- **TO DO**
Gather all lines in the records below that include the word "JSON".

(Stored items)

++++++++++++++++++++

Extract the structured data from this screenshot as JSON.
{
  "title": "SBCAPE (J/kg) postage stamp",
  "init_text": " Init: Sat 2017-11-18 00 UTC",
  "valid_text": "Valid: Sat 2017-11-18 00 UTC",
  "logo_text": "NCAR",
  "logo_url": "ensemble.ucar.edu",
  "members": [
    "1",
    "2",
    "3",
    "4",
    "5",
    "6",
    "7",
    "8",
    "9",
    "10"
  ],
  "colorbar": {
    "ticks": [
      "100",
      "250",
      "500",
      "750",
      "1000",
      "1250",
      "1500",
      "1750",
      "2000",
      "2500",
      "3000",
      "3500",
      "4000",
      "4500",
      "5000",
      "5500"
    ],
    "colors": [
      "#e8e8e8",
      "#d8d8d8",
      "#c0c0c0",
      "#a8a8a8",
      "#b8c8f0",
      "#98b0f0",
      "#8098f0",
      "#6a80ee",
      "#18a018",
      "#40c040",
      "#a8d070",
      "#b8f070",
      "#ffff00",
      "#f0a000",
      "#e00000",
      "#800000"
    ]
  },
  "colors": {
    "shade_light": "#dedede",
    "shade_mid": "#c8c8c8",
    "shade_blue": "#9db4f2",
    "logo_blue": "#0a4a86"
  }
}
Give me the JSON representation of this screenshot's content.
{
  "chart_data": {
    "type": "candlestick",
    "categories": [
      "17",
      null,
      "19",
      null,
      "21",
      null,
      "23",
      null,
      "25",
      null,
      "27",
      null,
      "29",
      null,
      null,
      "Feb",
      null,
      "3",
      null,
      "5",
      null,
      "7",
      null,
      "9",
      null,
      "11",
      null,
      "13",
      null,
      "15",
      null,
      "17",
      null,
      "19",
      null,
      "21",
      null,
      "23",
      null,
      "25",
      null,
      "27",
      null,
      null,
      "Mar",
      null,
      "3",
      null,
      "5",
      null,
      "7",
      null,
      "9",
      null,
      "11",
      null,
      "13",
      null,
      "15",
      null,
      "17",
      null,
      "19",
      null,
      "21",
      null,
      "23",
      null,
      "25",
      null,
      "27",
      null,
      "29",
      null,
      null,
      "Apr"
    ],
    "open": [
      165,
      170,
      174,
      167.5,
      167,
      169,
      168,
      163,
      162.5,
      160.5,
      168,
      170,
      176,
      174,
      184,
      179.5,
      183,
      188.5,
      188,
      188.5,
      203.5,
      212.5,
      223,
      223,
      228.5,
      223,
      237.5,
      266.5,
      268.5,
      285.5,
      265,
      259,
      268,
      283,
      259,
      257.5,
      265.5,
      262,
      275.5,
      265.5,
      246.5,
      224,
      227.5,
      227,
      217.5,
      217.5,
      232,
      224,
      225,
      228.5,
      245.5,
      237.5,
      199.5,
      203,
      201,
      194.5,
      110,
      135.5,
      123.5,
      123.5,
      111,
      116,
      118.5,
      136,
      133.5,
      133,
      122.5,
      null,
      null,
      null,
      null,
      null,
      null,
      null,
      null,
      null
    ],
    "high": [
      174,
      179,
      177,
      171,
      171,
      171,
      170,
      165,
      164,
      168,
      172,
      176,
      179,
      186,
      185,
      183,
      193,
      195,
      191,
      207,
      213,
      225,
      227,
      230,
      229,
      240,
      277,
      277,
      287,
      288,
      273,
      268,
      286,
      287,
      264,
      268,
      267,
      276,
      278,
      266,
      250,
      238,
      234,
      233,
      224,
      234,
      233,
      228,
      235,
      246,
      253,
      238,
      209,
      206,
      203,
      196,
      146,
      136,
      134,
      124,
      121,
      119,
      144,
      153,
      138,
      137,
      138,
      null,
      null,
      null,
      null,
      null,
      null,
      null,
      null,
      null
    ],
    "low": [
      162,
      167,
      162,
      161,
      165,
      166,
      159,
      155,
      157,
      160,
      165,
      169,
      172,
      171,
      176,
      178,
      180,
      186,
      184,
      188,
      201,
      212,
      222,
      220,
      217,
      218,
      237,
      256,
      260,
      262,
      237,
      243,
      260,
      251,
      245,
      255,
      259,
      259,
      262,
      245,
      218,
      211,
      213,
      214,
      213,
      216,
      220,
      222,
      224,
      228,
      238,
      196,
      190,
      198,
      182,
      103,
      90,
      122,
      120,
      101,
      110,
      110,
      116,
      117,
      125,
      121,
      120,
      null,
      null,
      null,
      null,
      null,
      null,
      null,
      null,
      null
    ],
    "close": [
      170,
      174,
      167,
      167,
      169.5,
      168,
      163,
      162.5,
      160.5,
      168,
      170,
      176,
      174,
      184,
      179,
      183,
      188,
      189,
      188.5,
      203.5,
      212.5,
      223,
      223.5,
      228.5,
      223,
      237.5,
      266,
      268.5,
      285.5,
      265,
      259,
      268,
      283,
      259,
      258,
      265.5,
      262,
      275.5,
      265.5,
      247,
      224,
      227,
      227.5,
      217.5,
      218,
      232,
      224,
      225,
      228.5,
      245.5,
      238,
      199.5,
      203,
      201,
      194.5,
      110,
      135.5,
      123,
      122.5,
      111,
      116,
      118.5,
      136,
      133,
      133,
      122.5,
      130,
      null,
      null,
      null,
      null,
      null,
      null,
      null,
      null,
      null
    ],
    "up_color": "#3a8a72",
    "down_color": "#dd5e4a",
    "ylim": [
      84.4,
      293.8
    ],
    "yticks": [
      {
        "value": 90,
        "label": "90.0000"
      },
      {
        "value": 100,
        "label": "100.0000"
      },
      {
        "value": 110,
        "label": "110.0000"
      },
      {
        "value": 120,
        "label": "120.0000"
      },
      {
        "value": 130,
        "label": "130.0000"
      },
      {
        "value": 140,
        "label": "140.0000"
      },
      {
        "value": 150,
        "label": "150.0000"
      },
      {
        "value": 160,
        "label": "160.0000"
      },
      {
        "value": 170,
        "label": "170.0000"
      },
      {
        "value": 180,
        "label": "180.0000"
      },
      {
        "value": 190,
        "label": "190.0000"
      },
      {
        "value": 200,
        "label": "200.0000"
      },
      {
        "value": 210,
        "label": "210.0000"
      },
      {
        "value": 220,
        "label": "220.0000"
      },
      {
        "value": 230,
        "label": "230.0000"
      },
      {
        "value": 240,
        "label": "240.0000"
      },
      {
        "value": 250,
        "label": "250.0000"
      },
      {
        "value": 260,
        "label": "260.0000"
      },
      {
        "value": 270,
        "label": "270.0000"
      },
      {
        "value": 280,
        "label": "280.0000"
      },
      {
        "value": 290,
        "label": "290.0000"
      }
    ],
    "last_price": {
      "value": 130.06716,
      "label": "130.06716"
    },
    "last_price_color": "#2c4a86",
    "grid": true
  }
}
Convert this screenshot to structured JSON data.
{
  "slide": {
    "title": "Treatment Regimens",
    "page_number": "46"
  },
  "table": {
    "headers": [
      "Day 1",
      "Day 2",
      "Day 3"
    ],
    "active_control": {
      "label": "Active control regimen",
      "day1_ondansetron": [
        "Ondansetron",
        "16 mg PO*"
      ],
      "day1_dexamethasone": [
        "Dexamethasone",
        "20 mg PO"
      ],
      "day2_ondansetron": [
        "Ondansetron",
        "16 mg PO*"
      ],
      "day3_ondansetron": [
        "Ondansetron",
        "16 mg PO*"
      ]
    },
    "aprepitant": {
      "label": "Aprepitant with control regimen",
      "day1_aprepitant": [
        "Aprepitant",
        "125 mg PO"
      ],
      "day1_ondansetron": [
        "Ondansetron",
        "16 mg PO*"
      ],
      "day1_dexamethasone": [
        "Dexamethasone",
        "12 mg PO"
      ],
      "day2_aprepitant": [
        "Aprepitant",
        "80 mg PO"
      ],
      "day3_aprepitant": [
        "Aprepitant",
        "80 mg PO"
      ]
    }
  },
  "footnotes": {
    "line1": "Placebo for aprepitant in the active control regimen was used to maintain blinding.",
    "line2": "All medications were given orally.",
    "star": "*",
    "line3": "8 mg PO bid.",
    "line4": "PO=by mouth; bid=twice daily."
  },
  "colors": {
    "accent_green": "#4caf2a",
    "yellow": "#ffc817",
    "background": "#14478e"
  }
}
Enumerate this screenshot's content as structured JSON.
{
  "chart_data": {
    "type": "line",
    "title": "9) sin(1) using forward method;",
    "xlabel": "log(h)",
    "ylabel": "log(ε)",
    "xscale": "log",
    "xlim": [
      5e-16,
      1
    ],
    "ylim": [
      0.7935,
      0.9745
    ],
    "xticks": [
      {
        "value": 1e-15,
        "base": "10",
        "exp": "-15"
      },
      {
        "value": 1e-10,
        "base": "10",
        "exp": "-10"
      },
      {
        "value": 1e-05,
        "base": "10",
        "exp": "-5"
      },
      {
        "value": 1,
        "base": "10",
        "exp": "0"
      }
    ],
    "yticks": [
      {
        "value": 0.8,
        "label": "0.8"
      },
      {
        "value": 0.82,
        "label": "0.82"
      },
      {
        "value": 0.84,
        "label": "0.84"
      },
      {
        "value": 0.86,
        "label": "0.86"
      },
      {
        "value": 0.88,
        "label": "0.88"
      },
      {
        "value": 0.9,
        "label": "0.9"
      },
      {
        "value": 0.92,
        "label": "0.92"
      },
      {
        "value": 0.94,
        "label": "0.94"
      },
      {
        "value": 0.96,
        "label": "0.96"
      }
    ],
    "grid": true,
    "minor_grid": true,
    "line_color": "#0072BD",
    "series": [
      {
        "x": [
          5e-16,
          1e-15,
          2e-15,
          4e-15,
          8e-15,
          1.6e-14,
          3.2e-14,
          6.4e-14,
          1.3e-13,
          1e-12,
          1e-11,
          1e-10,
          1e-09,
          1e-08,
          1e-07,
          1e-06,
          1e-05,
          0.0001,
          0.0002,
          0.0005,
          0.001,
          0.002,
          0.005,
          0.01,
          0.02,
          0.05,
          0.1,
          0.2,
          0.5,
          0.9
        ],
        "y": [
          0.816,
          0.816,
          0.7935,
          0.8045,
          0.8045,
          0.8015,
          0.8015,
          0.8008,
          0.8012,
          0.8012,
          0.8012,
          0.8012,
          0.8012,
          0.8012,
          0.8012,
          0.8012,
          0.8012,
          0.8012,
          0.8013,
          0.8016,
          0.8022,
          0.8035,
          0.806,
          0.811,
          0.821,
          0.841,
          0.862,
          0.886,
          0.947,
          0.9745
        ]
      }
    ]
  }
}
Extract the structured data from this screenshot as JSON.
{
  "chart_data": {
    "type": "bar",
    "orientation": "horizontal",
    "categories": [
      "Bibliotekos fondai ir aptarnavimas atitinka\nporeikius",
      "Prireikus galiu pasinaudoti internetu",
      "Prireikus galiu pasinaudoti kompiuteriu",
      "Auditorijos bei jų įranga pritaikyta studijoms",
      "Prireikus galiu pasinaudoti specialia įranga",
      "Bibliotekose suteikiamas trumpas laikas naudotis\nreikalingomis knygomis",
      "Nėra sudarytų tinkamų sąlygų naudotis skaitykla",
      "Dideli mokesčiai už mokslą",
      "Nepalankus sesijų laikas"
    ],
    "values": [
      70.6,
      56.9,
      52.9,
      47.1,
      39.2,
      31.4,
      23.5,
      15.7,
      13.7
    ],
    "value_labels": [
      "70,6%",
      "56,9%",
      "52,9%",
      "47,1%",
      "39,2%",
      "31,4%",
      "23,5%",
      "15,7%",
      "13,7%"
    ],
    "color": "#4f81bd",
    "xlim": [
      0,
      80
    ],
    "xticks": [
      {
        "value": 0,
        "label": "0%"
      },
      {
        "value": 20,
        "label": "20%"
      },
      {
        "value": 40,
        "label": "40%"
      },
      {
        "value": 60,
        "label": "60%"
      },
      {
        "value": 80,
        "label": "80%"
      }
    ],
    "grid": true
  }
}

++++++++++++++++++++

- **WORKED ANSWER**
Extract the structured data from this screenshot as JSON.
Give me the JSON representation of this screenshot's content.
Convert this screenshot to structured JSON data.
Enumerate this screenshot's content as structured JSON.
Extract the structured data from this screenshot as JSON.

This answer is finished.